Extracted entries ▸
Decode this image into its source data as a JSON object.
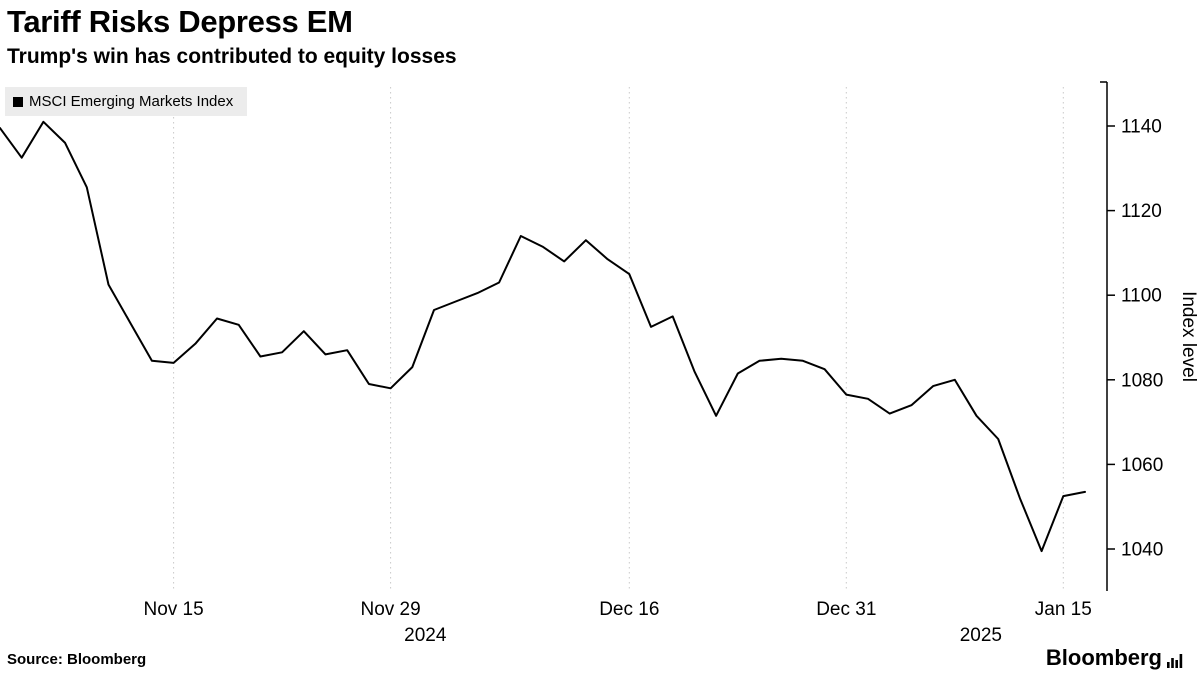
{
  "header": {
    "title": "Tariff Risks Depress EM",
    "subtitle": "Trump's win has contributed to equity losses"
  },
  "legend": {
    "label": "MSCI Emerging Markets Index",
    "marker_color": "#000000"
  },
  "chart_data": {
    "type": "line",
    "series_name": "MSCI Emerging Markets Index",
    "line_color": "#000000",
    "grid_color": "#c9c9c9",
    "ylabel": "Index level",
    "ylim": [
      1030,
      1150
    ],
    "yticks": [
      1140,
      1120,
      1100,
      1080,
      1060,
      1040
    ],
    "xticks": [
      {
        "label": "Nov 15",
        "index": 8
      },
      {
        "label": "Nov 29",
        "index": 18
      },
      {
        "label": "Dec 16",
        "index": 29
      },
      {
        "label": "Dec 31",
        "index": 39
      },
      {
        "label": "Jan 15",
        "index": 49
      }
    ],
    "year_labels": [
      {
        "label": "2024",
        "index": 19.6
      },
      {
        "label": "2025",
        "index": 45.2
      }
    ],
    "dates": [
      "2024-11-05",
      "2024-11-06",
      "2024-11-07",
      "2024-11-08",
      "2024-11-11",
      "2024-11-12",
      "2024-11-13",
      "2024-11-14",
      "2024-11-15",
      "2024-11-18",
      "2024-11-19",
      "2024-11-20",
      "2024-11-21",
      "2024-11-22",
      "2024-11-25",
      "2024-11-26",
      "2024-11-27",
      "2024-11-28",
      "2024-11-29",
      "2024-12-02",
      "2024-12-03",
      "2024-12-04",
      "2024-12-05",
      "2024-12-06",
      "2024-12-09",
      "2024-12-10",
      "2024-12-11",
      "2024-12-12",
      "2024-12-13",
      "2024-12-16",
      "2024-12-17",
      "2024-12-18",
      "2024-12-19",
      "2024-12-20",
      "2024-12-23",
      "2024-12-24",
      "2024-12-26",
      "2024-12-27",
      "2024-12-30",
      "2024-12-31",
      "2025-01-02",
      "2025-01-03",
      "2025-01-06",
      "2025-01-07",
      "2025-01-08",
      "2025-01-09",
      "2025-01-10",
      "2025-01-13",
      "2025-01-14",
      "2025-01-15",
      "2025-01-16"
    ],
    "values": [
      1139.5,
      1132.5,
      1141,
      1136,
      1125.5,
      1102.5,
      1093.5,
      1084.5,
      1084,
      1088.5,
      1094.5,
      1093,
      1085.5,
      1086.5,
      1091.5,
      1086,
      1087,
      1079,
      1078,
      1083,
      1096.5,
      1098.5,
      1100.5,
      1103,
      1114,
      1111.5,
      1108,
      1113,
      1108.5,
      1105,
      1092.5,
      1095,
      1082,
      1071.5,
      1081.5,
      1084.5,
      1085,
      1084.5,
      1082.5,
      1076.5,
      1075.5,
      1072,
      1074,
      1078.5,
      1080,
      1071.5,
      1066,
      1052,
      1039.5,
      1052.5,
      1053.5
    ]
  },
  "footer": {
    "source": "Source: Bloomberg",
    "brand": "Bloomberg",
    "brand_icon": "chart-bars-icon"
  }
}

Written instruction ▸
Repeat the material above verbatim. Leave the pictures behind.

Result ▸
Decode this image into its source data as a JSON object.
{
  "header": {
    "title": "Tariff Risks Depress EM",
    "subtitle": "Trump's win has contributed to equity losses"
  },
  "legend": {
    "label": "MSCI Emerging Markets Index",
    "marker_color": "#000000"
  },
  "chart_data": {
    "type": "line",
    "series_name": "MSCI Emerging Markets Index",
    "line_color": "#000000",
    "grid_color": "#c9c9c9",
    "ylabel": "Index level",
    "ylim": [
      1030,
      1150
    ],
    "yticks": [
      1140,
      1120,
      1100,
      1080,
      1060,
      1040
    ],
    "xticks": [
      {
        "label": "Nov 15",
        "index": 8
      },
      {
        "label": "Nov 29",
        "index": 18
      },
      {
        "label": "Dec 16",
        "index": 29
      },
      {
        "label": "Dec 31",
        "index": 39
      },
      {
        "label": "Jan 15",
        "index": 49
      }
    ],
    "year_labels": [
      {
        "label": "2024",
        "index": 19.6
      },
      {
        "label": "2025",
        "index": 45.2
      }
    ],
    "dates": [
      "2024-11-05",
      "2024-11-06",
      "2024-11-07",
      "2024-11-08",
      "2024-11-11",
      "2024-11-12",
      "2024-11-13",
      "2024-11-14",
      "2024-11-15",
      "2024-11-18",
      "2024-11-19",
      "2024-11-20",
      "2024-11-21",
      "2024-11-22",
      "2024-11-25",
      "2024-11-26",
      "2024-11-27",
      "2024-11-28",
      "2024-11-29",
      "2024-12-02",
      "2024-12-03",
      "2024-12-04",
      "2024-12-05",
      "2024-12-06",
      "2024-12-09",
      "2024-12-10",
      "2024-12-11",
      "2024-12-12",
      "2024-12-13",
      "2024-12-16",
      "2024-12-17",
      "2024-12-18",
      "2024-12-19",
      "2024-12-20",
      "2024-12-23",
      "2024-12-24",
      "2024-12-26",
      "2024-12-27",
      "2024-12-30",
      "2024-12-31",
      "2025-01-02",
      "2025-01-03",
      "2025-01-06",
      "2025-01-07",
      "2025-01-08",
      "2025-01-09",
      "2025-01-10",
      "2025-01-13",
      "2025-01-14",
      "2025-01-15",
      "2025-01-16"
    ],
    "values": [
      1139.5,
      1132.5,
      1141,
      1136,
      1125.5,
      1102.5,
      1093.5,
      1084.5,
      1084,
      1088.5,
      1094.5,
      1093,
      1085.5,
      1086.5,
      1091.5,
      1086,
      1087,
      1079,
      1078,
      1083,
      1096.5,
      1098.5,
      1100.5,
      1103,
      1114,
      1111.5,
      1108,
      1113,
      1108.5,
      1105,
      1092.5,
      1095,
      1082,
      1071.5,
      1081.5,
      1084.5,
      1085,
      1084.5,
      1082.5,
      1076.5,
      1075.5,
      1072,
      1074,
      1078.5,
      1080,
      1071.5,
      1066,
      1052,
      1039.5,
      1052.5,
      1053.5
    ]
  },
  "footer": {
    "source": "Source: Bloomberg",
    "brand": "Bloomberg",
    "brand_icon": "chart-bars-icon"
  }
}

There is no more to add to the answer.